PROBLEM TO WORK ON:
The records that follow are to be repeated exactly, with the pictures removed.

TASK INPUTS:
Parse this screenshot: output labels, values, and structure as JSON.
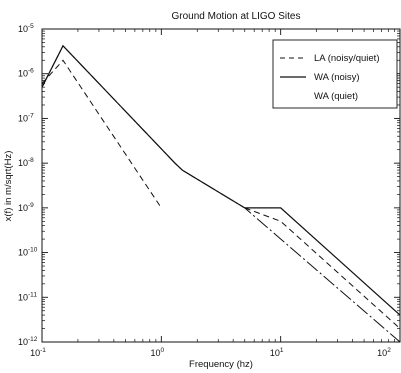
{
  "chart_data": {
    "type": "line",
    "title": "Ground Motion at LIGO Sites",
    "xlabel": "Frequency (hz)",
    "ylabel": "x(f) in m/sqrt(Hz)",
    "xscale": "log",
    "yscale": "log",
    "xlim": [
      0.1,
      100
    ],
    "ylim": [
      1e-12,
      1e-05
    ],
    "grid": false,
    "legend_position": "top-right",
    "xticks": [
      {
        "base": "10",
        "exp": "-1",
        "value": 0.1
      },
      {
        "base": "10",
        "exp": "0",
        "value": 1
      },
      {
        "base": "10",
        "exp": "1",
        "value": 10
      },
      {
        "base": "10",
        "exp": "2",
        "value": 100
      }
    ],
    "yticks": [
      {
        "base": "10",
        "exp": "-12",
        "value": 1e-12
      },
      {
        "base": "10",
        "exp": "-11",
        "value": 1e-11
      },
      {
        "base": "10",
        "exp": "-10",
        "value": 1e-10
      },
      {
        "base": "10",
        "exp": "-9",
        "value": 1e-09
      },
      {
        "base": "10",
        "exp": "-8",
        "value": 1e-08
      },
      {
        "base": "10",
        "exp": "-7",
        "value": 1e-07
      },
      {
        "base": "10",
        "exp": "-6",
        "value": 1e-06
      },
      {
        "base": "10",
        "exp": "-5",
        "value": 1e-05
      }
    ],
    "series": [
      {
        "name": "LA (noisy/quiet)",
        "style": "dashed",
        "segments": [
          [
            [
              0.1,
              6e-07
            ],
            [
              0.15,
              2e-06
            ],
            [
              1.0,
              1e-09
            ]
          ],
          [
            [
              5.0,
              1e-09
            ],
            [
              10.0,
              5e-10
            ],
            [
              100.0,
              2e-12
            ]
          ]
        ]
      },
      {
        "name": "WA (noisy)",
        "style": "solid",
        "segments": [
          [
            [
              0.1,
              5e-07
            ],
            [
              0.15,
              4.2e-06
            ],
            [
              1.3,
              1e-08
            ],
            [
              1.5,
              7e-09
            ],
            [
              5.0,
              1e-09
            ]
          ],
          [
            [
              5.0,
              1e-09
            ],
            [
              10.0,
              1e-09
            ],
            [
              100.0,
              4e-12
            ]
          ]
        ]
      },
      {
        "name": "WA (quiet)",
        "style": "dashdot",
        "segments": [
          [
            [
              0.1,
              5e-07
            ],
            [
              0.15,
              4.2e-06
            ],
            [
              1.3,
              1e-08
            ],
            [
              1.5,
              7e-09
            ],
            [
              5.0,
              1e-09
            ],
            [
              100.0,
              1e-12
            ]
          ]
        ]
      }
    ]
  }
}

ANSWER TO THE TASK:
Parse this screenshot: output labels, values, and structure as JSON.
{
  "chart_data": {
    "type": "line",
    "title": "Ground Motion at LIGO Sites",
    "xlabel": "Frequency (hz)",
    "ylabel": "x(f) in m/sqrt(Hz)",
    "xscale": "log",
    "yscale": "log",
    "xlim": [
      0.1,
      100
    ],
    "ylim": [
      1e-12,
      1e-05
    ],
    "grid": false,
    "legend_position": "top-right",
    "xticks": [
      {
        "base": "10",
        "exp": "-1",
        "value": 0.1
      },
      {
        "base": "10",
        "exp": "0",
        "value": 1
      },
      {
        "base": "10",
        "exp": "1",
        "value": 10
      },
      {
        "base": "10",
        "exp": "2",
        "value": 100
      }
    ],
    "yticks": [
      {
        "base": "10",
        "exp": "-12",
        "value": 1e-12
      },
      {
        "base": "10",
        "exp": "-11",
        "value": 1e-11
      },
      {
        "base": "10",
        "exp": "-10",
        "value": 1e-10
      },
      {
        "base": "10",
        "exp": "-9",
        "value": 1e-09
      },
      {
        "base": "10",
        "exp": "-8",
        "value": 1e-08
      },
      {
        "base": "10",
        "exp": "-7",
        "value": 1e-07
      },
      {
        "base": "10",
        "exp": "-6",
        "value": 1e-06
      },
      {
        "base": "10",
        "exp": "-5",
        "value": 1e-05
      }
    ],
    "series": [
      {
        "name": "LA (noisy/quiet)",
        "style": "dashed",
        "segments": [
          [
            [
              0.1,
              6e-07
            ],
            [
              0.15,
              2e-06
            ],
            [
              1.0,
              1e-09
            ]
          ],
          [
            [
              5.0,
              1e-09
            ],
            [
              10.0,
              5e-10
            ],
            [
              100.0,
              2e-12
            ]
          ]
        ]
      },
      {
        "name": "WA (noisy)",
        "style": "solid",
        "segments": [
          [
            [
              0.1,
              5e-07
            ],
            [
              0.15,
              4.2e-06
            ],
            [
              1.3,
              1e-08
            ],
            [
              1.5,
              7e-09
            ],
            [
              5.0,
              1e-09
            ]
          ],
          [
            [
              5.0,
              1e-09
            ],
            [
              10.0,
              1e-09
            ],
            [
              100.0,
              4e-12
            ]
          ]
        ]
      },
      {
        "name": "WA (quiet)",
        "style": "dashdot",
        "segments": [
          [
            [
              0.1,
              5e-07
            ],
            [
              0.15,
              4.2e-06
            ],
            [
              1.3,
              1e-08
            ],
            [
              1.5,
              7e-09
            ],
            [
              5.0,
              1e-09
            ],
            [
              100.0,
              1e-12
            ]
          ]
        ]
      }
    ]
  }
}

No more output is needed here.